WORK TO BE COMPLETED —
Identify the lines holding "name" and copy them.

+++++

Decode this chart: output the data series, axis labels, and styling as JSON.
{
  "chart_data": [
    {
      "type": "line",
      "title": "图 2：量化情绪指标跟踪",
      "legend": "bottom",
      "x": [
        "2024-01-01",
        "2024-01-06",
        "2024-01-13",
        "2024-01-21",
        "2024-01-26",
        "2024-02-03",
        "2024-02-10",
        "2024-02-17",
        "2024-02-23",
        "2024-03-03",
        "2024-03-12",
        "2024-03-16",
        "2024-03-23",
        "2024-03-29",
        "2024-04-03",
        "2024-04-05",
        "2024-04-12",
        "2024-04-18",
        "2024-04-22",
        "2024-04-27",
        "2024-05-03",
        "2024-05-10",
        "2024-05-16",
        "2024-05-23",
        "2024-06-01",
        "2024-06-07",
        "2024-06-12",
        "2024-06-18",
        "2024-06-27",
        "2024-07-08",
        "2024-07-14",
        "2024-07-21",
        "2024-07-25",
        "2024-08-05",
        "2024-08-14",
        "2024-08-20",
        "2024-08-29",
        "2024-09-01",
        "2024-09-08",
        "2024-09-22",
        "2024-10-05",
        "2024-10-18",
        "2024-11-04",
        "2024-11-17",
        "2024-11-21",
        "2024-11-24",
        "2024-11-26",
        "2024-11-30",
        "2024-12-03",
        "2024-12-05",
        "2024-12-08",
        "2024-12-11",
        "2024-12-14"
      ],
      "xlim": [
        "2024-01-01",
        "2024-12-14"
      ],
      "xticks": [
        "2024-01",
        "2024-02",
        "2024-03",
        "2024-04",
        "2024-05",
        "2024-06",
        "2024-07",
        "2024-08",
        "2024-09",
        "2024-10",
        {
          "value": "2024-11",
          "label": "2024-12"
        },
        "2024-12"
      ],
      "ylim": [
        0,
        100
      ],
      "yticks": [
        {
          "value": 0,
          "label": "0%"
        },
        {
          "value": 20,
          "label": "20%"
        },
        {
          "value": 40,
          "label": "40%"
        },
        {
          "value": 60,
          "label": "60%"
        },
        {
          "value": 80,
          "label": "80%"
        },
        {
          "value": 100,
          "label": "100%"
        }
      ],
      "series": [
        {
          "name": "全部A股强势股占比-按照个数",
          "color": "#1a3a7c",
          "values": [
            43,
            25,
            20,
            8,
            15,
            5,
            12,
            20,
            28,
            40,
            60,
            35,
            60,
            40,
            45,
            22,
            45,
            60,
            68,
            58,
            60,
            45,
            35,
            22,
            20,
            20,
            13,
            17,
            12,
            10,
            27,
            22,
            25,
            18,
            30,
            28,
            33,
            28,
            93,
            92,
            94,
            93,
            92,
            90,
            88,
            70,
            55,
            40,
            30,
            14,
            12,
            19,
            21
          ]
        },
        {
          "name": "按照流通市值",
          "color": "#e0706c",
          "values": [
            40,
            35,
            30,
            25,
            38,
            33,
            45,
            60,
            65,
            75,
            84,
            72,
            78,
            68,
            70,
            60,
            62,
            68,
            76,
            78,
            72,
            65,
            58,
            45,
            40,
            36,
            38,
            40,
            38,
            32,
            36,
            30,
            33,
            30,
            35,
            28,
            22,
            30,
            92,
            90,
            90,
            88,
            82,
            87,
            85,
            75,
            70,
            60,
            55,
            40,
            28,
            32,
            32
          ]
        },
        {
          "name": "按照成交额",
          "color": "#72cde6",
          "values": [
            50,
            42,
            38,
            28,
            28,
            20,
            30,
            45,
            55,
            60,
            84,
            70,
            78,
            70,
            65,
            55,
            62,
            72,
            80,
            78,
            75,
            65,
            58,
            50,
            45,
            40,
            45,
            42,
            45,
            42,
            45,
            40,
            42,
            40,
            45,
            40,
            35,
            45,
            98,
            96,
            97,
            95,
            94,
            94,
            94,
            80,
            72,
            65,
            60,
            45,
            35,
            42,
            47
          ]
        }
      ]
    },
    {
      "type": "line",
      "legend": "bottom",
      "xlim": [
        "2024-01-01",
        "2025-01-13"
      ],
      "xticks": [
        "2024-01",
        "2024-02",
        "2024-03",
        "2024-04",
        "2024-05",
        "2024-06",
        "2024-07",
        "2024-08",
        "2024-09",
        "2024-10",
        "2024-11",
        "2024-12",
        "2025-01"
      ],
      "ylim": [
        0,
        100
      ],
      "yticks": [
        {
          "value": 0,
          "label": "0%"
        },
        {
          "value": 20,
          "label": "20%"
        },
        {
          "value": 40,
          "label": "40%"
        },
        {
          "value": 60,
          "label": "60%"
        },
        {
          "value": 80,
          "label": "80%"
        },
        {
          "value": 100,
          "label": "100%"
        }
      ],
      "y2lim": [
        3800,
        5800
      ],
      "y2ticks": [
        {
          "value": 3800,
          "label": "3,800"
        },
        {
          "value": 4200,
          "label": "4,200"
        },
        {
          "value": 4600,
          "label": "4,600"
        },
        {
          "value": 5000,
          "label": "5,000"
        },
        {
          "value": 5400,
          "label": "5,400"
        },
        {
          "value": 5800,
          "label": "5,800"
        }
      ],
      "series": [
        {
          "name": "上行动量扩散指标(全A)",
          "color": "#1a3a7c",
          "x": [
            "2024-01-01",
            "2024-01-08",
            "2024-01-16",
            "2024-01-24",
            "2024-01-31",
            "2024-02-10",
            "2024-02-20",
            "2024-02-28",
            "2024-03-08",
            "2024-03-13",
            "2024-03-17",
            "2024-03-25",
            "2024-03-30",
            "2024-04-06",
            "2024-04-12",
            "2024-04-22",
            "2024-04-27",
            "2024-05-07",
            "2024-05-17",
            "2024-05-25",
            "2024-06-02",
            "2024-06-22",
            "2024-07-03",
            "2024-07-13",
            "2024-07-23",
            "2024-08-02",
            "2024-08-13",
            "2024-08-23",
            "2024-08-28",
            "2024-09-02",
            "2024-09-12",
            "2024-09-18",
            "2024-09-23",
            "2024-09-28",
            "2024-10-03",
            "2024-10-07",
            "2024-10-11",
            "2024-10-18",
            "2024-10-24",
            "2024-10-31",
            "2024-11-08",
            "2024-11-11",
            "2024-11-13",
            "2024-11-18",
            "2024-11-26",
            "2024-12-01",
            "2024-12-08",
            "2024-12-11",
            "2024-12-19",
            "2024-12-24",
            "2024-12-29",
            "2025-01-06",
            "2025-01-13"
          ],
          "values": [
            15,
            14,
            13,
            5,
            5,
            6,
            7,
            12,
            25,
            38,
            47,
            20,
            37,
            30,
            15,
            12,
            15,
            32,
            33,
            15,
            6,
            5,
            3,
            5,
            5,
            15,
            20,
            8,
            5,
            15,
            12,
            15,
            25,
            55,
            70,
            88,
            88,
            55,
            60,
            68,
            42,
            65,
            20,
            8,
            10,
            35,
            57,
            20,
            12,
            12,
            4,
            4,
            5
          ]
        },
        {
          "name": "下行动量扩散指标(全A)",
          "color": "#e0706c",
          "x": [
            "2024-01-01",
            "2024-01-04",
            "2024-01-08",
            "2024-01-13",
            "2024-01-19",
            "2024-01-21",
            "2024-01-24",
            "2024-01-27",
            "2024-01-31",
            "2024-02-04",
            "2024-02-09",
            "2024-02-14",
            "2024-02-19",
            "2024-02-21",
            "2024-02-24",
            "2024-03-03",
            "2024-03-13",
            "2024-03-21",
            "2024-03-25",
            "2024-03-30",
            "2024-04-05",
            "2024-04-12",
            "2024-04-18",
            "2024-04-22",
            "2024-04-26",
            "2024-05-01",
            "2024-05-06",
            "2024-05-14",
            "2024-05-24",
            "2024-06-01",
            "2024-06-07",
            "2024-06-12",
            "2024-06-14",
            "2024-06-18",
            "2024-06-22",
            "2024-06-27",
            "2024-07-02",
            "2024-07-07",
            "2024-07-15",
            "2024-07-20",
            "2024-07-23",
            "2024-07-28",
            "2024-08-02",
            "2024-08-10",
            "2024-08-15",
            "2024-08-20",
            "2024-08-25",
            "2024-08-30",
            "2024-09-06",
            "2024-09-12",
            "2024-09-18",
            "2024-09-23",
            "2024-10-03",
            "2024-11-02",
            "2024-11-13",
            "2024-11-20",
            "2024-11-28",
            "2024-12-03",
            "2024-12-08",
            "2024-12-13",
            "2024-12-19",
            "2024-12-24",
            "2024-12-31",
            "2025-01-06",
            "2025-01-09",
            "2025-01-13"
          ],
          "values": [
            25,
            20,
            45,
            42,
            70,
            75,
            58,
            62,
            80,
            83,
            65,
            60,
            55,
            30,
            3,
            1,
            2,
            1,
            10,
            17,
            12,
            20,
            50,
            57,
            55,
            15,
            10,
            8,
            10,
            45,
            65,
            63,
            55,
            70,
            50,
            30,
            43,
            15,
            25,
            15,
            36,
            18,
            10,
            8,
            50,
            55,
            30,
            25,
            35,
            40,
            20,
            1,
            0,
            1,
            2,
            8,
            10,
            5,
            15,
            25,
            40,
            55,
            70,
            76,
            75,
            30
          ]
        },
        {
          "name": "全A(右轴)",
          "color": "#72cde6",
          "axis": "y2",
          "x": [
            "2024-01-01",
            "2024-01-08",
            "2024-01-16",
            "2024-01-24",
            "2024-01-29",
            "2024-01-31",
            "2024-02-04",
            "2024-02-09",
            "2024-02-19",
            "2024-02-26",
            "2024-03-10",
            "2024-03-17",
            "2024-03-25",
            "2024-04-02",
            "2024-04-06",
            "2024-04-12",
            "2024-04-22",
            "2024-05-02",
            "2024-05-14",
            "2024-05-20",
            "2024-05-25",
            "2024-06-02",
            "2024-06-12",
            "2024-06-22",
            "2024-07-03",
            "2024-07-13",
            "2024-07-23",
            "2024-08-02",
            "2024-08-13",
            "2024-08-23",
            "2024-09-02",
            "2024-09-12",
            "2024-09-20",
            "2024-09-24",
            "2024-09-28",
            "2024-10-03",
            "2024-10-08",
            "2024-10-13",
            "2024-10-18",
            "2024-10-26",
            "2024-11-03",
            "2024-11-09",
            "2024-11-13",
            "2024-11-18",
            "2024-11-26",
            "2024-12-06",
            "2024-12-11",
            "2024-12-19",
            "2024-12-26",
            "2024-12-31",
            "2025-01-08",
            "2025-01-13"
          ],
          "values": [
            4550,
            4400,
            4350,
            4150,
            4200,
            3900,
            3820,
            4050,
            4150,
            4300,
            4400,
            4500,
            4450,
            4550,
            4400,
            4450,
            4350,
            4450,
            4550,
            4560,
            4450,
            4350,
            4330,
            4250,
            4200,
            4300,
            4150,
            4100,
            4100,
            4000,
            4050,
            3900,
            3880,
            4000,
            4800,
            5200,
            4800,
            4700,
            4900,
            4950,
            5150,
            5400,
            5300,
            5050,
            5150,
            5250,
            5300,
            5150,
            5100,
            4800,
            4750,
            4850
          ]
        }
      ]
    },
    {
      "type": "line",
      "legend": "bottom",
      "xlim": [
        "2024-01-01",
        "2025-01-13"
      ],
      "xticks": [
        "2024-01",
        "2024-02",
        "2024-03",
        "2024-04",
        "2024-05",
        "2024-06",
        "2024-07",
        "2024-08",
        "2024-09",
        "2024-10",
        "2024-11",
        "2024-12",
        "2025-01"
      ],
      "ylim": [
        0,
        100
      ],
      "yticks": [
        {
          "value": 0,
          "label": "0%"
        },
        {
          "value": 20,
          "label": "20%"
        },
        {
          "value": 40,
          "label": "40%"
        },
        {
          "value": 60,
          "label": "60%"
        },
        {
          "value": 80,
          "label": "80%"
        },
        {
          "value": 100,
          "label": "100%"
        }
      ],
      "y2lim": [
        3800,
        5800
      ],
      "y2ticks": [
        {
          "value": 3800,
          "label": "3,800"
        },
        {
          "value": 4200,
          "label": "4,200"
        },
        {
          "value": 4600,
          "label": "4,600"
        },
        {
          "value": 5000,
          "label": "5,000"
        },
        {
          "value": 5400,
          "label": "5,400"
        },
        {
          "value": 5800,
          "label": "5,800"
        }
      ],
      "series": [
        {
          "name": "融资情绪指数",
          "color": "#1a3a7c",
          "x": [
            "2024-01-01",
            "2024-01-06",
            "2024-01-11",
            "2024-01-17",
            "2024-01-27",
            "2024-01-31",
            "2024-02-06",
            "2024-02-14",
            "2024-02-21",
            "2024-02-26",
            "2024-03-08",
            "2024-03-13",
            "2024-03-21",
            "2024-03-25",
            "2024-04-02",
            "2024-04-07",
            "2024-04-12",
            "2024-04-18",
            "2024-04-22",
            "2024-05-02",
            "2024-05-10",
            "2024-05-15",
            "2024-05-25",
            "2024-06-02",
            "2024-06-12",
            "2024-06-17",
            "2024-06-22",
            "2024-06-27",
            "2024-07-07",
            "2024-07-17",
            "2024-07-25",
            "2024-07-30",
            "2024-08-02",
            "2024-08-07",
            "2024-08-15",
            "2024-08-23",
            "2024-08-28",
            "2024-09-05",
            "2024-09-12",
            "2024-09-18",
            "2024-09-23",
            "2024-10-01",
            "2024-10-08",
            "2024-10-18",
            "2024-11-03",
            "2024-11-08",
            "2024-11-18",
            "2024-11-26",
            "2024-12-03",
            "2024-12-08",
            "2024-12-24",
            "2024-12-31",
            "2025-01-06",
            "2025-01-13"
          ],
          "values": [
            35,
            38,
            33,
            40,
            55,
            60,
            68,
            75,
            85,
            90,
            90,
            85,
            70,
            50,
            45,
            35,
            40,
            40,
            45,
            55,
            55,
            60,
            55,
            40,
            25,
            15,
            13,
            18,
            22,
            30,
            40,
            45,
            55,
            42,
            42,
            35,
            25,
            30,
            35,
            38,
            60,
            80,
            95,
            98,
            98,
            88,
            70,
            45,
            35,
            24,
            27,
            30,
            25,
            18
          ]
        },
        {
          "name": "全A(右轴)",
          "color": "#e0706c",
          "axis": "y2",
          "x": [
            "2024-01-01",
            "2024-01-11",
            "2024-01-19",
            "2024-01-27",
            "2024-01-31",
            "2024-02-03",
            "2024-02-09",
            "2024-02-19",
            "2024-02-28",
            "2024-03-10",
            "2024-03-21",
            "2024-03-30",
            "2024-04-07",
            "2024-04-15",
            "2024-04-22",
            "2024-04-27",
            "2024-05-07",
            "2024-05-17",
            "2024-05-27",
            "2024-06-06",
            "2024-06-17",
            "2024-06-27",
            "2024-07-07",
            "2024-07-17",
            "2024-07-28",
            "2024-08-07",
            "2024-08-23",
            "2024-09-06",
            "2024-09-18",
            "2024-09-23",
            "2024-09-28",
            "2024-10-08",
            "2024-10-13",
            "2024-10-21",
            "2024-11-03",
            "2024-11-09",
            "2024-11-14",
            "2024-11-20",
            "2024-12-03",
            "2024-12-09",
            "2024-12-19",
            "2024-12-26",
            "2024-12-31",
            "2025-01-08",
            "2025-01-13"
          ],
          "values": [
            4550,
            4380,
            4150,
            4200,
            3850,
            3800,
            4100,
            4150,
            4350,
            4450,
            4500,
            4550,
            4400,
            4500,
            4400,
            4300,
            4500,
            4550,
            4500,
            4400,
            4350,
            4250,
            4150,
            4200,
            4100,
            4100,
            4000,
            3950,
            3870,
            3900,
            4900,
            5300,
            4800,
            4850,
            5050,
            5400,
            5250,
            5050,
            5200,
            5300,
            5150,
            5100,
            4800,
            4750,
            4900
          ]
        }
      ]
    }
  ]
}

+++++

RESULT OF THE TASK —
          "name": "全部A股强势股占比-按照个数",
          "name": "按照流通市值",
          "name": "按照成交额",
          "name": "上行动量扩散指标(全A)",
          "name": "下行动量扩散指标(全A)",
          "name": "全A(右轴)",
          "name": "融资情绪指数",
          "name": "全A(右轴)",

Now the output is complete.